» **YOUR TASK**: Extract the lines that hold the string "VALUE".
* Begin TASK INPUTS *
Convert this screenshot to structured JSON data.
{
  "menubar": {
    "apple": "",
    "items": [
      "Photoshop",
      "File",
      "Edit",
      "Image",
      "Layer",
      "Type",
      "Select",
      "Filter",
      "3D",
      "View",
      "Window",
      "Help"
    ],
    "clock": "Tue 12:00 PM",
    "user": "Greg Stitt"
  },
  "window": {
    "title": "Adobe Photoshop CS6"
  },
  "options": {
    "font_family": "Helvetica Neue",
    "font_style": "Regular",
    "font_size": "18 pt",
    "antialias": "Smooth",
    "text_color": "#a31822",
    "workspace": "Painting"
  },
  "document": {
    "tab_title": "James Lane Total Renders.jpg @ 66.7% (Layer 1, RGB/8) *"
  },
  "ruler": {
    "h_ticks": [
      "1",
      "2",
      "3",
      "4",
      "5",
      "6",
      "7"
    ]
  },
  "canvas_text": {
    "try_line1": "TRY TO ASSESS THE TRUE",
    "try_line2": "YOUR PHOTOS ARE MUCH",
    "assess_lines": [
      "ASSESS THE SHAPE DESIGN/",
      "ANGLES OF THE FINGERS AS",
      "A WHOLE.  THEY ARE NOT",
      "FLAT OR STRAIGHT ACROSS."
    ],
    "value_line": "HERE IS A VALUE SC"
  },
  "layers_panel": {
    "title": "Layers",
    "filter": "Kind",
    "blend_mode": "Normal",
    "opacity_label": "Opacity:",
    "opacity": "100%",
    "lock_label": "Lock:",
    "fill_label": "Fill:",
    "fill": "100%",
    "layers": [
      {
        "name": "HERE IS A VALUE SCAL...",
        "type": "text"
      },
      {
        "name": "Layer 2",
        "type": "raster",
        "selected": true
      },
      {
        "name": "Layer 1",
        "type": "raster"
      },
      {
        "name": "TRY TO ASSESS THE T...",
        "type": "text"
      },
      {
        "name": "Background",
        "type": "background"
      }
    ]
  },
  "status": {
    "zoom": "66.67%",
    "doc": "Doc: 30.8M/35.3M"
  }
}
* End TASK INPUTS *
» **EXERCISE RESULT**:
    "value_line": "HERE IS A VALUE SC"
        "name": "HERE IS A VALUE SCAL...",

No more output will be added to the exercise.